§ **JOB 1**: In the listing, copy out the stretch from the line containing "- arrow current direction down" through the line containing "- ammeter A1: [7, 60, 44, 97]" without changing anything.

§ **TEXT BLOCK**:
=======

1. Field of the Invention
The invention relates to a nonaqueous electrolyte battery, an electrode plate for the nonaqueous electrolyte battery, a method for manufacturing the electrode plate for the nonaqueous electrolyte battery, and an apparatus for manufacturing the electrode plate for the nonaqueous electrolyte battery.
2. Description of the Related Art
A nonaqueous electrolyte battery having lithium as an anode active material is attracting attention as a high-energy density battery, and particularly a primary battery having manganese dioxide, carbon fluoride or thionyl chloride as a cathode active material is extensively used as power supply for a calculator or a timepiece and as a backup battery for a memory.
Besides, with miniaturization and weight reduction of a camcorder, a laptop computer, a portable phone and other various electronic equipment in these years, demands for a secondary battery with a high-energy density as a power supply for such equipment are increasing, and a lithium secondary battery having a carbon material as anode active material is being studied vigorously.

=======

§ **JOB 2**: According to the passage on nonaqueous electrolyte batteries, which cathode active materials does the primary battery with a lithium anode use?

§ **SUPPLIED INFORMATION**:
=======

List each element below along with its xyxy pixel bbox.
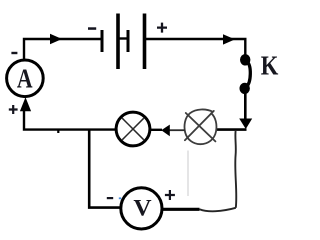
- arrow current direction down into lamp row: [239, 119, 252, 130]
- svg-text:K: K: [261, 50, 279, 80]
- switch K: [240, 54, 251, 94]
- arrow current direction toward lamp L1: [161, 125, 170, 137]
- label - ammeter negative terminal: [11, 52, 17, 54]
- arrow current direction top-left: [50, 34, 62, 44]
- wire between arrow and lamp L2: [169, 129, 185, 131]
- label - voltmeter blue fringe tick: [119, 197, 121, 199]
- voltmeter V1: [121, 188, 162, 229]
- label - voltmeter negative terminal: [107, 197, 113, 199]
- wire hand-drawn horizontal from voltmeter: [200, 208, 236, 211]
- arrow current direction up into ammeter: [20, 97, 31, 111]
- svg-text:A: A: [17, 64, 33, 94]
- wire between lamp L1 and arrow: [151, 129, 162, 131]
- wire branch down to voltmeter: [89, 130, 120, 208]
- label - battery negative: [88, 27, 96, 30]
- wire top-right: battery positive to switch: [146, 39, 245, 55]
- faint erased wire remnant: [187, 151, 189, 197]
- wire right vertical: switch to lamp row: [244, 93, 247, 121]
- wire top-left: ammeter to battery negative: [24, 39, 101, 60]
- wire mid-left: left corner to lamp L1: [24, 110, 116, 130]
- wire mid-right: corner to lamp L2: [217, 128, 247, 131]
- label + battery positive: [157, 23, 167, 33]
- wire voltmeter positive lead: [162, 208, 200, 211]
- lamp L1: [116, 112, 150, 146]
- label + ammeter positive terminal: [9, 105, 18, 114]
- battery B1: [102, 14, 145, 70]
- label + voltmeter positive terminal: [165, 190, 175, 200]
- lamp L2 (hand-drawn): [185, 109, 217, 144]
- junction tick on mid wire: [57, 131, 59, 134]
- svg-text:V: V: [133, 196, 151, 222]
- wire hand-drawn vertical up to lamp row junction: [235, 131, 236, 208]
- arrow current direction top-right: [223, 34, 235, 44]
- ammeter A1: [7, 60, 44, 97]
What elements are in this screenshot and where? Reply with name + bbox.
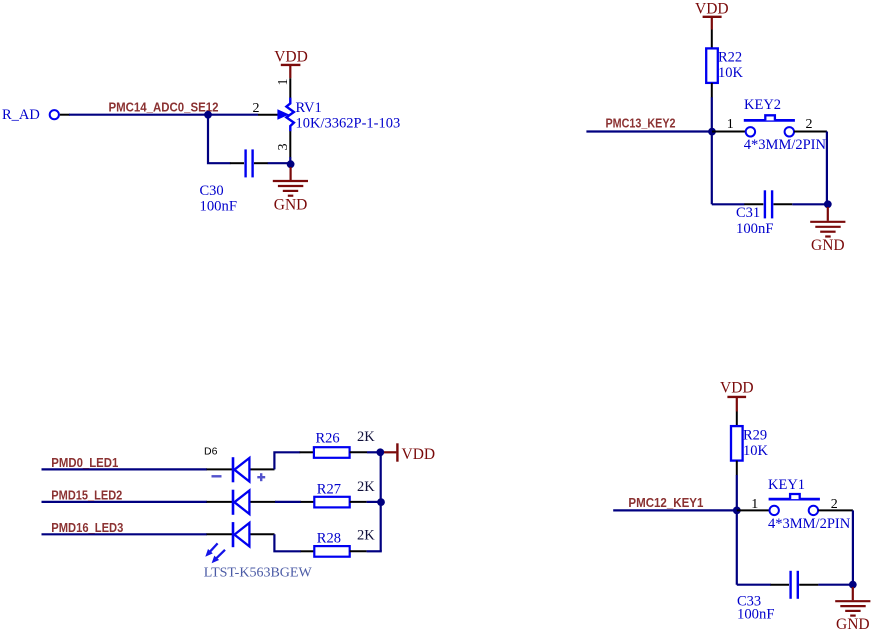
wire R22 to junction down to C31 row (711, 97, 713, 204)
wire C30 to node (268, 162, 288, 164)
pin 3 (black) of RV1 (289, 131, 291, 157)
pin (black) left of C30 (230, 162, 244, 164)
junction node (204, 111, 212, 119)
svg-text:1: 1 (276, 79, 291, 86)
wire LED2 to R27 (275, 501, 301, 503)
svg-text:PMD0_LED1: PMD0_LED1 (51, 455, 118, 470)
pin (black) R29 top (736, 412, 738, 427)
capacitor C30 plates (246, 149, 253, 177)
junction node R27 (377, 498, 385, 506)
svg-text:GND: GND (836, 616, 870, 633)
svg-text:10K: 10K (718, 65, 744, 81)
svg-text:R22: R22 (718, 50, 742, 66)
svg-text:10K/3362P-1-103: 10K/3362P-1-103 (296, 116, 401, 132)
svg-text:GND: GND (274, 197, 308, 214)
wire C31 to right node (792, 203, 827, 205)
pin (black) left of C31 (744, 203, 763, 205)
pin (black) right of R26 (350, 451, 367, 453)
LED D6-A diode (233, 457, 249, 482)
svg-text:VDD: VDD (402, 446, 436, 463)
svg-text:4*3MM/2PIN: 4*3MM/2PIN (744, 137, 827, 153)
LED D6-B diode (233, 490, 249, 515)
pin (black) left of R28 (301, 550, 315, 552)
wire net PMD0_LED1 (42, 468, 208, 470)
svg-text:1: 1 (751, 497, 758, 512)
junction node C31 right (824, 200, 832, 208)
wire C33 to right node (818, 584, 853, 586)
wire junction down from node to C30 row (208, 115, 231, 164)
VDD power symbol (top-left) (274, 49, 308, 78)
switch KEY2 contacts (746, 127, 755, 136)
svg-text:PMC12_KEY1: PMC12_KEY1 (628, 495, 703, 510)
svg-text:10K: 10K (743, 443, 769, 459)
pin (black) R29 bottom (736, 461, 738, 476)
wire LED1 to R26 (274, 452, 300, 469)
svg-text:100nF: 100nF (736, 221, 774, 237)
wire R27 to bus node (367, 501, 381, 503)
svg-text:VDD: VDD (720, 380, 754, 397)
minus mark (212, 475, 222, 477)
svg-text:R28: R28 (317, 530, 341, 546)
svg-text:2K: 2K (357, 528, 375, 544)
svg-text:GND: GND (811, 237, 845, 254)
svg-text:KEY2: KEY2 (744, 97, 781, 113)
wire KEY2 right down to C31 row (826, 132, 828, 205)
pin 1 (black) of KEY1 (737, 509, 770, 511)
pin 2 (black) of RV1 (258, 114, 278, 116)
ground GND (top-left) (273, 167, 308, 214)
resistor R27 body (314, 497, 349, 508)
wire net PMC12_KEY1 (613, 509, 737, 511)
svg-text:PMD15_LED2: PMD15_LED2 (51, 487, 122, 502)
resistor R28 body (314, 546, 349, 557)
LED D6-B pins (black) (207, 501, 233, 503)
wire C31 row left (712, 203, 745, 205)
svg-text:2: 2 (253, 101, 260, 116)
switch KEY2 bar and button (744, 119, 795, 122)
svg-text:R29: R29 (743, 428, 767, 444)
plus mark (257, 473, 265, 481)
svg-text:R_AD: R_AD (2, 107, 40, 123)
svg-text:PMC14_ADC0_SE12: PMC14_ADC0_SE12 (109, 100, 219, 115)
pin 2 (black) of KEY1 (818, 509, 853, 511)
wire KEY1 right down to C33 row (852, 510, 854, 584)
pin (black) left of R26 (300, 451, 314, 453)
capacitor C33 plates (791, 571, 798, 599)
ground GND (top-right) (810, 207, 845, 254)
svg-text:R26: R26 (316, 430, 340, 446)
svg-text:2K: 2K (357, 479, 375, 495)
VDD power symbol (top-right) (695, 1, 729, 30)
svg-text:100nF: 100nF (200, 199, 238, 215)
svg-text:LTST-K563BGEW: LTST-K563BGEW (204, 566, 313, 581)
LED light arrows (205, 543, 225, 563)
pin 1 (black) of KEY2 (712, 131, 746, 133)
junction node at pot bottom (287, 160, 295, 168)
pin (black) R22 top (711, 30, 713, 49)
switch KEY1 contacts (770, 506, 779, 515)
capacitor C31 plates (765, 190, 772, 218)
wire C33 row left (737, 584, 771, 586)
wire LED3 to R28 (274, 534, 301, 551)
VDD power symbol (bar style) (384, 443, 435, 463)
pin (black) right of C31 (774, 203, 793, 205)
svg-text:PMC13_KEY2: PMC13_KEY2 (606, 115, 676, 130)
terminal circle R_AD (50, 110, 59, 119)
resistor R26 body (314, 447, 350, 458)
switch KEY1 bar and button (769, 498, 820, 501)
wire net PMC13_KEY2 (586, 130, 712, 132)
svg-text:C30: C30 (200, 183, 224, 199)
pin (black) right of C33 (799, 584, 818, 586)
pin (black) right of R27 (350, 501, 367, 503)
LED D6-C pins (black) (207, 533, 233, 535)
junction node key1 row (733, 507, 741, 515)
wire net PMC14_ADC0_SE12 (69, 114, 258, 116)
junction node key row (708, 128, 716, 136)
wire R29 down to C33 row (736, 475, 738, 585)
svg-text:2: 2 (806, 117, 813, 132)
svg-text:PMD16_LED3: PMD16_LED3 (51, 520, 123, 535)
svg-text:D6: D6 (204, 445, 218, 457)
svg-text:KEY1: KEY1 (768, 477, 805, 493)
svg-text:2K: 2K (357, 429, 375, 445)
potentiometer RV1 zigzag (286, 98, 294, 132)
junction node R26 (376, 448, 384, 456)
pin (black) right of R28 (350, 550, 367, 552)
pin (black) right of C30 (254, 162, 268, 164)
svg-text:R27: R27 (317, 482, 341, 498)
junction node C33 right (849, 581, 857, 589)
pin (black) left of R27 (301, 501, 315, 503)
resistor R22 body (706, 48, 718, 83)
svg-text:3: 3 (276, 144, 291, 151)
ground GND (bottom-right) (835, 587, 870, 633)
wire net PMD16_LED3 (42, 533, 208, 535)
svg-text:4*3MM/2PIN: 4*3MM/2PIN (768, 516, 851, 532)
svg-text:C31: C31 (736, 205, 760, 221)
svg-text:1: 1 (727, 117, 734, 132)
wire pot pin3 to node (289, 157, 291, 164)
pin 1 (black) of RV1 (289, 78, 291, 98)
wiper arrow of RV1 (277, 109, 289, 120)
svg-text:VDD: VDD (274, 49, 308, 66)
wire R26 to bus node (367, 451, 381, 453)
VDD power symbol (bottom-right) (720, 380, 754, 412)
pin (black) R22 bottom (711, 83, 713, 98)
pin 2 (black) of KEY2 (794, 131, 827, 133)
svg-text:100nF: 100nF (737, 607, 775, 623)
pin (black) from terminal (60, 114, 70, 116)
wire net PMD15_LED2 (42, 501, 208, 503)
pin (black) left of C33 (771, 584, 790, 586)
wire R28 to bus corner (367, 550, 382, 552)
svg-text:VDD: VDD (695, 1, 729, 18)
svg-text:RV1: RV1 (296, 100, 322, 116)
LED D6-A pins (black) (207, 468, 233, 470)
resistor R29 body (731, 426, 743, 461)
wire bus vertical (380, 452, 382, 551)
LED D6-C diode (233, 522, 249, 547)
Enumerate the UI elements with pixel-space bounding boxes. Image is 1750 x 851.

=======

§ **COMPLETE ANSWER 1**:
- arrow current direction down into lamp row: [239, 119, 252, 130]
- svg-text:K: K: [261, 50, 279, 80]
- switch K: [240, 54, 251, 94]
- arrow current direction toward lamp L1: [161, 125, 170, 137]
- label - ammeter negative terminal: [11, 52, 17, 54]
- arrow current direction top-left: [50, 34, 62, 44]
- wire between arrow and lamp L2: [169, 129, 185, 131]
- label - voltmeter blue fringe tick: [119, 197, 121, 199]
- voltmeter V1: [121, 188, 162, 229]
- label - voltmeter negative terminal: [107, 197, 113, 199]
- wire hand-drawn horizontal from voltmeter: [200, 208, 236, 211]
- arrow current direction up into ammeter: [20, 97, 31, 111]
- svg-text:A: A: [17, 64, 33, 94]
- wire between lamp L1 and arrow: [151, 129, 162, 131]
- wire branch down to voltmeter: [89, 130, 120, 208]
- label - battery negative: [88, 27, 96, 30]
- wire top-right: battery positive to switch: [146, 39, 245, 55]
- faint erased wire remnant: [187, 151, 189, 197]
- wire right vertical: switch to lamp row: [244, 93, 247, 121]
- wire top-left: ammeter to battery negative: [24, 39, 101, 60]
- wire mid-left: left corner to lamp L1: [24, 110, 116, 130]
- wire mid-right: corner to lamp L2: [217, 128, 247, 131]
- label + battery positive: [157, 23, 167, 33]
- wire voltmeter positive lead: [162, 208, 200, 211]
- lamp L1: [116, 112, 150, 146]
- label + ammeter positive terminal: [9, 105, 18, 114]
- battery B1: [102, 14, 145, 70]
- label + voltmeter positive terminal: [165, 190, 175, 200]
- lamp L2 (hand-drawn): [185, 109, 217, 144]
- junction tick on mid wire: [57, 131, 59, 134]
- svg-text:V: V: [133, 196, 151, 222]
- wire hand-drawn vertical up to lamp row junction: [235, 131, 236, 208]
- arrow current direction top-right: [223, 34, 235, 44]
- ammeter A1: [7, 60, 44, 97]

§ **COMPLETE ANSWER 2**: Manganese dioxide, carbon fluoride or thionyl chloride.